### WORK INSTRUCTIONS
Below are records. Count every line containing the word "diphenoxylat" and give the number alone.

### DATASET RECORDS
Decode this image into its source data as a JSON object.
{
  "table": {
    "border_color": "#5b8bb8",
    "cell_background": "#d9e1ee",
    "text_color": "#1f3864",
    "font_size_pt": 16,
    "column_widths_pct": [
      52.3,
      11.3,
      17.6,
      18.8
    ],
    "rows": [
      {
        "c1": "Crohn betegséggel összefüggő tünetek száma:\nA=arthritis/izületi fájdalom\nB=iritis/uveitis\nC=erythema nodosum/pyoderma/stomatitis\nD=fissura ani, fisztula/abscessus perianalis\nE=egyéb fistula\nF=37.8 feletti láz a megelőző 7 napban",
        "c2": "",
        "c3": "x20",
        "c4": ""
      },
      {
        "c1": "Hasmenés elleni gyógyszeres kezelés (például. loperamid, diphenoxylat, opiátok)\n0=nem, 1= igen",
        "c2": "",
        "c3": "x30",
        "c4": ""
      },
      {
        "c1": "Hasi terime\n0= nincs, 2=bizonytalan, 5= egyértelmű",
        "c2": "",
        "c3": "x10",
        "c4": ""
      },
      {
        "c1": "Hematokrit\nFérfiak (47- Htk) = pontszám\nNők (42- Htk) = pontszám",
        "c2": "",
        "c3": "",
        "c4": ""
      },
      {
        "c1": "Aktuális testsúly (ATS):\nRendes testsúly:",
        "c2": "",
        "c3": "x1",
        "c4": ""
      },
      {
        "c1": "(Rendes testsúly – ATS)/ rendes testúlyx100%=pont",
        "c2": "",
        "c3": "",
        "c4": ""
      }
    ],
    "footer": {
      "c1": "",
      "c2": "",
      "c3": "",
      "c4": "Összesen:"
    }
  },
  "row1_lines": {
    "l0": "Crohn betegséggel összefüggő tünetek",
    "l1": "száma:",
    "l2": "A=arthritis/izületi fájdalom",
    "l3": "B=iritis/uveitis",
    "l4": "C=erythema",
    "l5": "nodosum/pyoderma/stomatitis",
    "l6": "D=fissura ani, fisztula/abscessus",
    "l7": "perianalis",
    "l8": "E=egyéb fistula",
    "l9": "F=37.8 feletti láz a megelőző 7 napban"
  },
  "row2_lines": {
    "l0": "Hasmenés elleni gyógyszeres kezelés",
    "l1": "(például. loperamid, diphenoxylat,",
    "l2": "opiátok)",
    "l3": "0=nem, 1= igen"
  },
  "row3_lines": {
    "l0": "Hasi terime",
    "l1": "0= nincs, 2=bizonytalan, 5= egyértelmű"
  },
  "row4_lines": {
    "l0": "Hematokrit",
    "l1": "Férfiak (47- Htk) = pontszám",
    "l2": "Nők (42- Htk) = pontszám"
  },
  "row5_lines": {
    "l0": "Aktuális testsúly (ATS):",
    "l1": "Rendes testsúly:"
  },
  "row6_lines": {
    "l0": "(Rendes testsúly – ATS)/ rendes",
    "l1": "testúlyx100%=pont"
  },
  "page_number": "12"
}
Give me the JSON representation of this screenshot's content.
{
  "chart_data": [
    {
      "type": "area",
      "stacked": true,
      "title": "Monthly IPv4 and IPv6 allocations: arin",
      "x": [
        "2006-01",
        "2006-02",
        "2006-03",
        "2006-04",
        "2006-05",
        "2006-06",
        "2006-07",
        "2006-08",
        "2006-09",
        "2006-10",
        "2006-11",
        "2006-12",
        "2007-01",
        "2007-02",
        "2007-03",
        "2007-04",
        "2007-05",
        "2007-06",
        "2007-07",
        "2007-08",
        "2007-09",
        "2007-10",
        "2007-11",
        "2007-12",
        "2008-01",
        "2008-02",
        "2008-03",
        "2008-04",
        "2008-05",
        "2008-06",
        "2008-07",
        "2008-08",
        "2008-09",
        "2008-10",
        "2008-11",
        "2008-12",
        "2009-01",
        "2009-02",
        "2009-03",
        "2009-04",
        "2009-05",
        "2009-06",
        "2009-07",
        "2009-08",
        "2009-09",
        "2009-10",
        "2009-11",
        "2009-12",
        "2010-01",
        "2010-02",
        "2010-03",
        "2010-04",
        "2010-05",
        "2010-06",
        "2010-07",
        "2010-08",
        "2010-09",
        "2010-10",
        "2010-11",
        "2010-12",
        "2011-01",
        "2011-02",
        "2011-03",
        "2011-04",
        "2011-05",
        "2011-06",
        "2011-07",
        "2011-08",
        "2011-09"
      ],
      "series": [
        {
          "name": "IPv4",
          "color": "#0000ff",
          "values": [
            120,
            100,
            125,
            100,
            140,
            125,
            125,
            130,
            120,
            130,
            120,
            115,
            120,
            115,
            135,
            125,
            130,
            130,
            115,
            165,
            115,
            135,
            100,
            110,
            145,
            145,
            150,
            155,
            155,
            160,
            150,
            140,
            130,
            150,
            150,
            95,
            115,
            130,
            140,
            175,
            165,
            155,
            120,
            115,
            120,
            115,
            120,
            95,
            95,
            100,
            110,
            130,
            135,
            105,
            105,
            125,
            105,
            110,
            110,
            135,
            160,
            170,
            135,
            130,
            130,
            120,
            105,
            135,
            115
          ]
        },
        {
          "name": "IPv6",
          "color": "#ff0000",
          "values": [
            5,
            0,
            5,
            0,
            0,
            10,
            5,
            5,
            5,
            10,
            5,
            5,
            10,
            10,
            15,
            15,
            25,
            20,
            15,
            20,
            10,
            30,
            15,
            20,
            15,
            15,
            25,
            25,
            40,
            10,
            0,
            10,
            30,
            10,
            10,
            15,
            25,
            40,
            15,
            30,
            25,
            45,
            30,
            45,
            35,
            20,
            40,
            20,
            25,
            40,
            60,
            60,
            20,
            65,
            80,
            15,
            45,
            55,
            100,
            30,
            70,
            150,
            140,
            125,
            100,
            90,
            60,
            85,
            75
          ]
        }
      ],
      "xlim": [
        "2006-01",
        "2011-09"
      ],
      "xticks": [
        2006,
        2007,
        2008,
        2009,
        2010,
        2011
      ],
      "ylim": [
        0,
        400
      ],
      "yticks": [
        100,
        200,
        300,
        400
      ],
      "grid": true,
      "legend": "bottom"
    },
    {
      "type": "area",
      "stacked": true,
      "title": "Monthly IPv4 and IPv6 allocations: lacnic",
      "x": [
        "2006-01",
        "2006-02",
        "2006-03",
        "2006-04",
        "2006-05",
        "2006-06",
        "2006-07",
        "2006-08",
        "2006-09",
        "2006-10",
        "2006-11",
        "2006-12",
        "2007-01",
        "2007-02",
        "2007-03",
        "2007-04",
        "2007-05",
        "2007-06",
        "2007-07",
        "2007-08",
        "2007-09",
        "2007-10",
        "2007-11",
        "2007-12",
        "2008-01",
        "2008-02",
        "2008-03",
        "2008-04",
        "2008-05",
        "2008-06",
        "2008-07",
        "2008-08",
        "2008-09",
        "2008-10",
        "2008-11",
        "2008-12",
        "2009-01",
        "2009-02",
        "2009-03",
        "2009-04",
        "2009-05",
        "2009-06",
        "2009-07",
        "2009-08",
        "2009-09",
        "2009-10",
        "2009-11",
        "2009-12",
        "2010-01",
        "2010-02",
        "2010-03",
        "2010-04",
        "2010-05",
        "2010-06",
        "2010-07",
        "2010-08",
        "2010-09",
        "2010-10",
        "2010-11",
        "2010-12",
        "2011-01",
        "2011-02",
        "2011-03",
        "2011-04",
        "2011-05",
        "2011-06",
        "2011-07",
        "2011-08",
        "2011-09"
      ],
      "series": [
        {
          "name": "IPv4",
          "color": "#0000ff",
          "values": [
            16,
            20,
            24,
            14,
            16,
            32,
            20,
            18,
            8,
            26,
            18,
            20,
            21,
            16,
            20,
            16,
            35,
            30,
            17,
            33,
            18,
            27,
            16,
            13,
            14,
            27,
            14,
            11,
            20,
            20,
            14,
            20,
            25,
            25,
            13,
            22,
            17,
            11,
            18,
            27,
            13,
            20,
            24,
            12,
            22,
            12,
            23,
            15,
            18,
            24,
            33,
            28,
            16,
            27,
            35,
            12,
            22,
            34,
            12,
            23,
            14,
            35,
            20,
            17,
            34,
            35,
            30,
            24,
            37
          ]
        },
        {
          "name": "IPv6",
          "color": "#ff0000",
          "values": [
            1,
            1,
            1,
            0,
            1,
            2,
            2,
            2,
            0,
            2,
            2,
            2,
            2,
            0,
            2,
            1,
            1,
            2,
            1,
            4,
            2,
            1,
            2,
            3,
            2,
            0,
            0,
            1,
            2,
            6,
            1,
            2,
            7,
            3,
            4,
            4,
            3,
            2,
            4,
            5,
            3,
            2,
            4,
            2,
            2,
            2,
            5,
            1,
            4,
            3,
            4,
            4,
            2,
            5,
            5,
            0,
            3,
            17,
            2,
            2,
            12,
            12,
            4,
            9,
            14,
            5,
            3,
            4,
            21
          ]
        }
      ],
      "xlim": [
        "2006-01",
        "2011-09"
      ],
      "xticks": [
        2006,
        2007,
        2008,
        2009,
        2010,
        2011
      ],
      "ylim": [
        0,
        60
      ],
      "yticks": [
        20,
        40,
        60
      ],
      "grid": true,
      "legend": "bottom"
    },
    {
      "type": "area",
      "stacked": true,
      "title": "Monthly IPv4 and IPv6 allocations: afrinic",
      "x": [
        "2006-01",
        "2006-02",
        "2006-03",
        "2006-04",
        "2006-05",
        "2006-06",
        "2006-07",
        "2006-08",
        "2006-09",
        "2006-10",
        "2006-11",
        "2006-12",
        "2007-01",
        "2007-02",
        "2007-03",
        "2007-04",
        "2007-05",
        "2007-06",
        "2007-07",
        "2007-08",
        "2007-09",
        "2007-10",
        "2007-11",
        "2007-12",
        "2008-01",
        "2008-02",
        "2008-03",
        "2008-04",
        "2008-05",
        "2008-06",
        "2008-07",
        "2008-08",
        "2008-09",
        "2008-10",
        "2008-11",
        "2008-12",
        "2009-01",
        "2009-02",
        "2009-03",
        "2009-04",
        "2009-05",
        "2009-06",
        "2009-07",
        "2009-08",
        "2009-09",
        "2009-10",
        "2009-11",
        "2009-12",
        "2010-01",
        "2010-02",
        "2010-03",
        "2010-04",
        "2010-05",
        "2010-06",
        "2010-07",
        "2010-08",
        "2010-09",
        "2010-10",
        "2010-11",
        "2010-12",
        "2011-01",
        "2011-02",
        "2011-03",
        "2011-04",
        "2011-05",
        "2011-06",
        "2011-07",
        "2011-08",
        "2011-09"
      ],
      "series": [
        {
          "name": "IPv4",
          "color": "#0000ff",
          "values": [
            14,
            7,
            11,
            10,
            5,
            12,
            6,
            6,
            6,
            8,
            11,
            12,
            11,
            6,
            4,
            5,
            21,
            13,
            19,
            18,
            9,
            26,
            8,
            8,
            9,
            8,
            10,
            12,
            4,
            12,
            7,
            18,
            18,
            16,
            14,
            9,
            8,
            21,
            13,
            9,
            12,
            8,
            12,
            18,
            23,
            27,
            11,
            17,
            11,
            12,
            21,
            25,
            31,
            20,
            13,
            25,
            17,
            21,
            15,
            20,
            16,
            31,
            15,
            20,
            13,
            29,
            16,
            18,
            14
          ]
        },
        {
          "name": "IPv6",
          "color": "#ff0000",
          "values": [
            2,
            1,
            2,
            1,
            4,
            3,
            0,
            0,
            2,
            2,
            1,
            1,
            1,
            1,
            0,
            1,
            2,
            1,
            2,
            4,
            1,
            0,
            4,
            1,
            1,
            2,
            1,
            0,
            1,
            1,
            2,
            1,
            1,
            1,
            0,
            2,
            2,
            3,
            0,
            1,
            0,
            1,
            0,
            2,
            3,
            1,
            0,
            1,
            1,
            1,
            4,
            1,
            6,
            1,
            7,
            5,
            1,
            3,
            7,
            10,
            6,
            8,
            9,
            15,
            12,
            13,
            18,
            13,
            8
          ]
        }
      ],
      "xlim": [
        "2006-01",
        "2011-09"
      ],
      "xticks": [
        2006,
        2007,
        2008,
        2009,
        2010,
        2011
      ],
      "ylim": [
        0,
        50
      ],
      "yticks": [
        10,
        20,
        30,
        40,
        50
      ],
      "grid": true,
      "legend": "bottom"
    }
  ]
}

### OUTPUT OF THE TASK
2